Given instruction ▸ State how many lines of the entries hold the string "name", and nothing more.

## start Supplied information

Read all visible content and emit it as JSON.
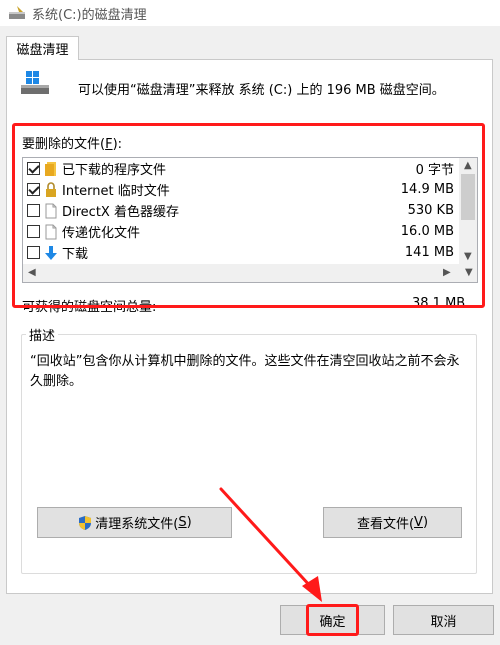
{
  "window": {
    "title": "系统(C:)的磁盘清理"
  },
  "tab": {
    "label": "磁盘清理"
  },
  "intro": {
    "text": "可以使用“磁盘清理”来释放 系统 (C:) 上的 196 MB 磁盘空间。"
  },
  "files": {
    "label_pre": "要删除的文件(",
    "label_key": "F",
    "label_post": "):",
    "rows": [
      {
        "name": "已下载的程序文件",
        "size": "0 字节",
        "checked": true,
        "icon": "folder-icon"
      },
      {
        "name": "Internet 临时文件",
        "size": "14.9 MB",
        "checked": true,
        "icon": "lock-icon"
      },
      {
        "name": "DirectX 着色器缓存",
        "size": "530 KB",
        "checked": false,
        "icon": "file-icon"
      },
      {
        "name": "传递优化文件",
        "size": "16.0 MB",
        "checked": false,
        "icon": "file-icon"
      },
      {
        "name": "下载",
        "size": "141 MB",
        "checked": false,
        "icon": "download-icon"
      }
    ]
  },
  "total": {
    "label": "可获得的磁盘空间总量:",
    "value": "38.1 MB"
  },
  "description": {
    "title": "描述",
    "text": "“回收站”包含你从计算机中删除的文件。这些文件在清空回收站之前不会永久删除。"
  },
  "buttons": {
    "cleanup_system_pre": "清理系统文件(",
    "cleanup_system_key": "S",
    "cleanup_system_post": ")",
    "view_files_pre": "查看文件(",
    "view_files_key": "V",
    "view_files_post": ")",
    "ok": "确定",
    "cancel": "取消"
  },
  "colors": {
    "annotation": "#ff1a1a",
    "background": "#f0f0f0"
  }
}
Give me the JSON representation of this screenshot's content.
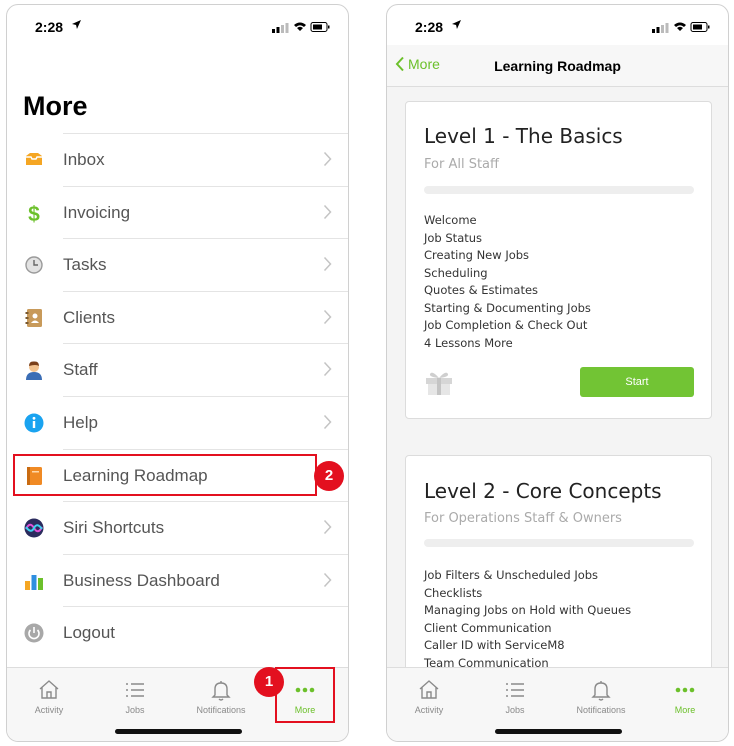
{
  "left_screen": {
    "status": {
      "time": "2:28"
    },
    "title": "More",
    "menu": [
      {
        "label": "Inbox",
        "icon": "inbox-icon",
        "color": "#f5a623"
      },
      {
        "label": "Invoicing",
        "icon": "dollar-icon",
        "color": "#6cc02b"
      },
      {
        "label": "Tasks",
        "icon": "clock-icon",
        "color": "#9a9a9a"
      },
      {
        "label": "Clients",
        "icon": "address-book-icon",
        "color": "#c89a5a"
      },
      {
        "label": "Staff",
        "icon": "staff-avatar-icon",
        "color": "#c8763c"
      },
      {
        "label": "Help",
        "icon": "info-icon",
        "color": "#1aa3f0"
      },
      {
        "label": "Learning Roadmap",
        "icon": "book-icon",
        "color": "#f08a24"
      },
      {
        "label": "Siri Shortcuts",
        "icon": "siri-icon",
        "color": "#5a3fd0"
      },
      {
        "label": "Business Dashboard",
        "icon": "bar-chart-icon",
        "color": "#2f8fe0"
      },
      {
        "label": "Logout",
        "icon": "power-icon",
        "color": "#9a9a9a"
      }
    ],
    "annotations": {
      "badge_1": "1",
      "badge_2": "2"
    },
    "tabs": [
      {
        "label": "Activity",
        "icon": "home-icon"
      },
      {
        "label": "Jobs",
        "icon": "list-icon"
      },
      {
        "label": "Notifications",
        "icon": "bell-icon"
      },
      {
        "label": "More",
        "icon": "more-dots-icon",
        "active": true
      }
    ]
  },
  "right_screen": {
    "status": {
      "time": "2:28"
    },
    "nav": {
      "back_label": "More",
      "title": "Learning Roadmap"
    },
    "cards": [
      {
        "title": "Level 1 - The Basics",
        "subtitle": "For All Staff",
        "progress": 0,
        "lessons": [
          "Welcome",
          "Job Status",
          "Creating New Jobs",
          "Scheduling",
          "Quotes & Estimates",
          "Starting & Documenting Jobs",
          "Job Completion & Check Out",
          "4 Lessons More"
        ],
        "button_label": "Start"
      },
      {
        "title": "Level 2 - Core Concepts",
        "subtitle": "For Operations Staff & Owners",
        "progress": 0,
        "lessons": [
          "Job Filters & Unscheduled Jobs",
          "Checklists",
          "Managing Jobs on Hold with Queues",
          "Client Communication",
          "Caller ID with ServiceM8",
          "Team Communication"
        ]
      }
    ],
    "tabs": [
      {
        "label": "Activity",
        "icon": "home-icon"
      },
      {
        "label": "Jobs",
        "icon": "list-icon"
      },
      {
        "label": "Notifications",
        "icon": "bell-icon"
      },
      {
        "label": "More",
        "icon": "more-dots-icon",
        "active": true
      }
    ]
  },
  "colors": {
    "accent": "#6cc02b",
    "annotation_red": "#e3101f"
  }
}
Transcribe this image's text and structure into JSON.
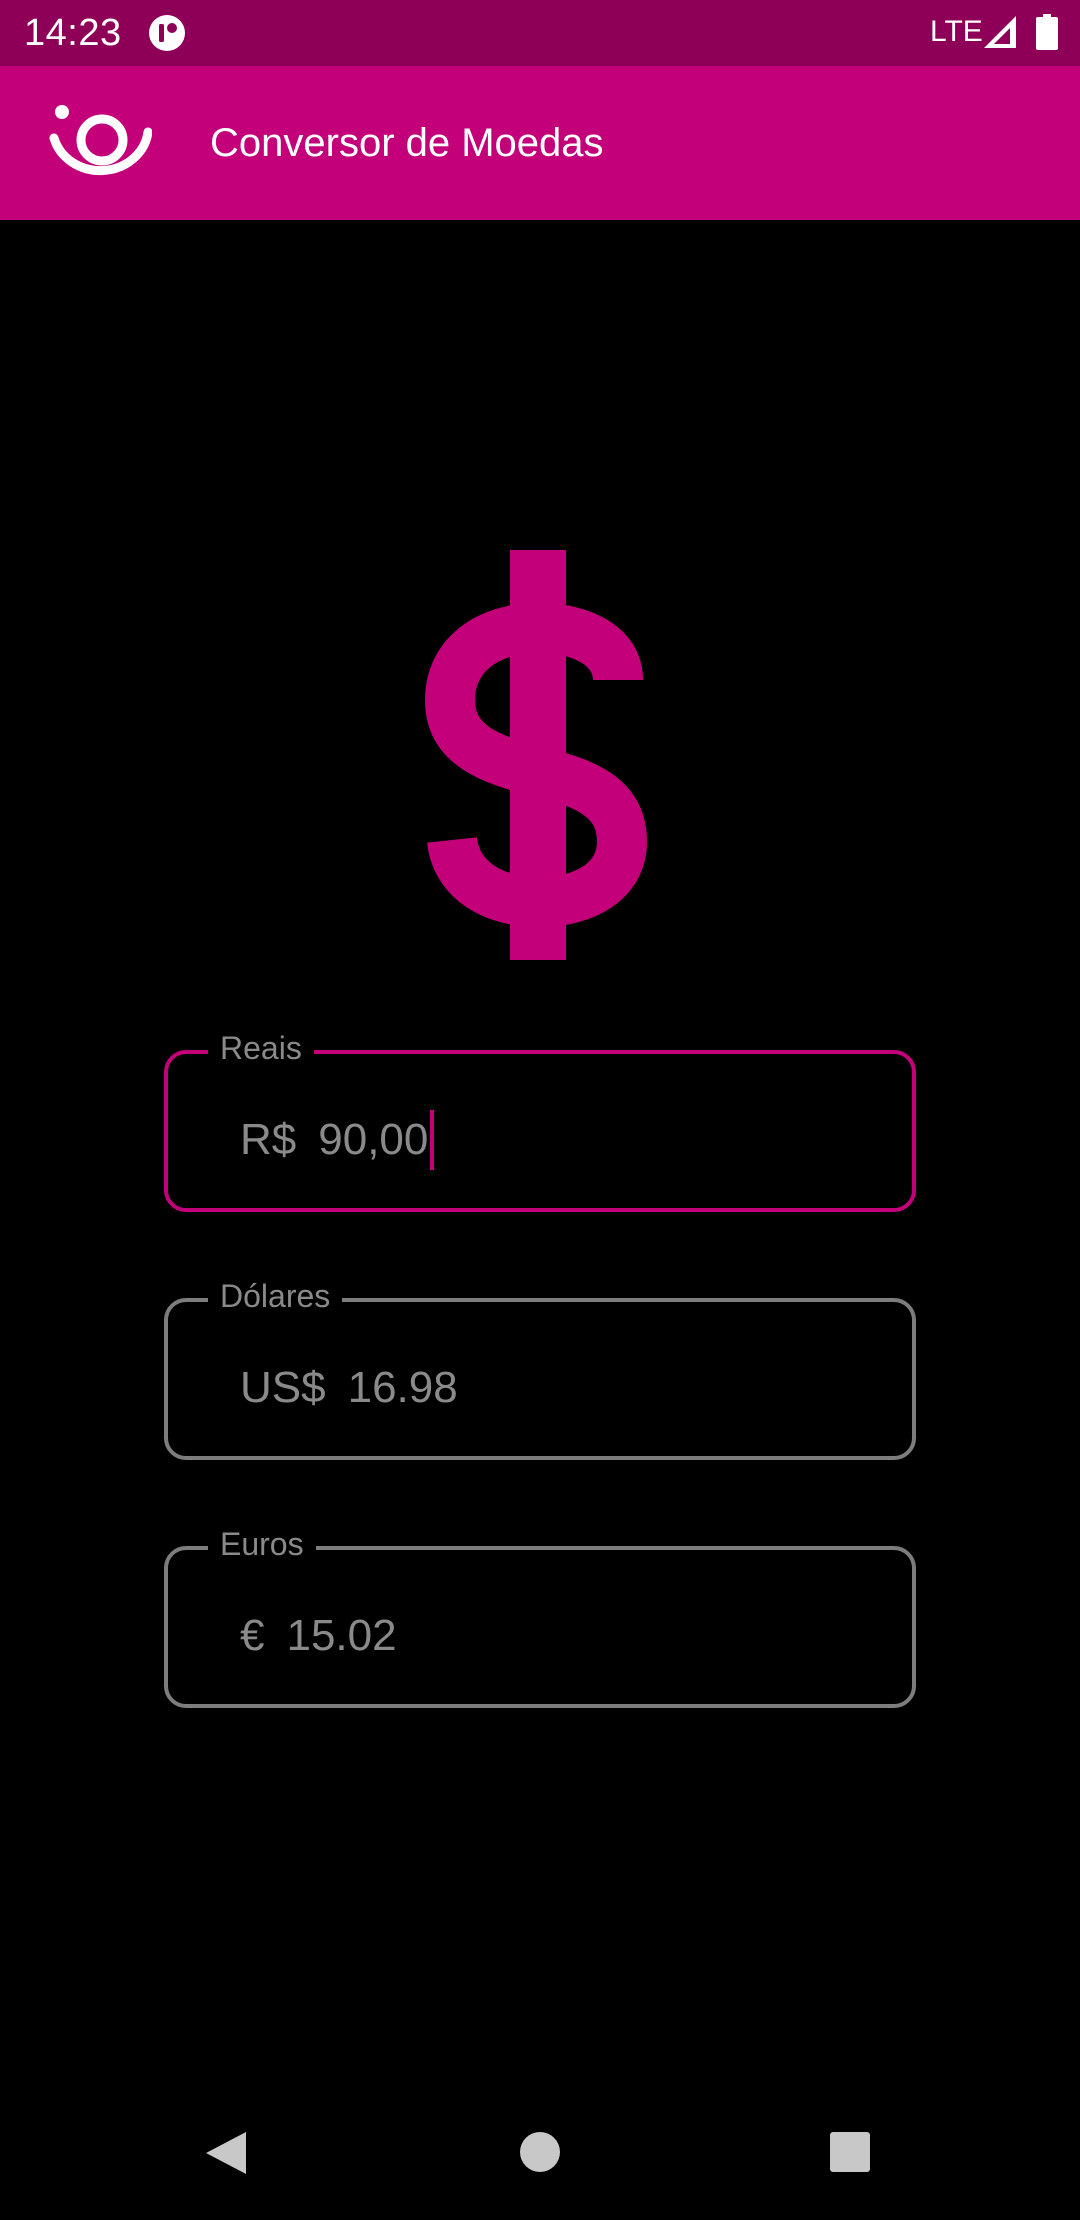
{
  "status_bar": {
    "time": "14:23",
    "network": "LTE",
    "app_icon": "notification-app-icon",
    "signal_icon": "cell-signal-icon",
    "battery_icon": "battery-icon"
  },
  "app_bar": {
    "title": "Conversor de Moedas",
    "logo_icon": "app-logo-icon",
    "background_color": "#c3007a"
  },
  "hero": {
    "icon": "dollar-sign-icon",
    "color": "#c3007a"
  },
  "fields": {
    "reais": {
      "label": "Reais",
      "prefix": "R$",
      "value": "90,00",
      "focused": true
    },
    "dolares": {
      "label": "Dólares",
      "prefix": "US$",
      "value": "16.98",
      "focused": false
    },
    "euros": {
      "label": "Euros",
      "prefix": "€",
      "value": "15.02",
      "focused": false
    }
  },
  "nav_bar": {
    "back_icon": "back-triangle-icon",
    "home_icon": "home-circle-icon",
    "recents_icon": "recents-square-icon"
  },
  "colors": {
    "accent": "#c3007a",
    "status_bar": "#8e0057",
    "background": "#000000",
    "inactive_border": "#7d7d7d",
    "text_muted": "#8a8a8a"
  }
}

## end Supplied information

Expected answer ▸ 5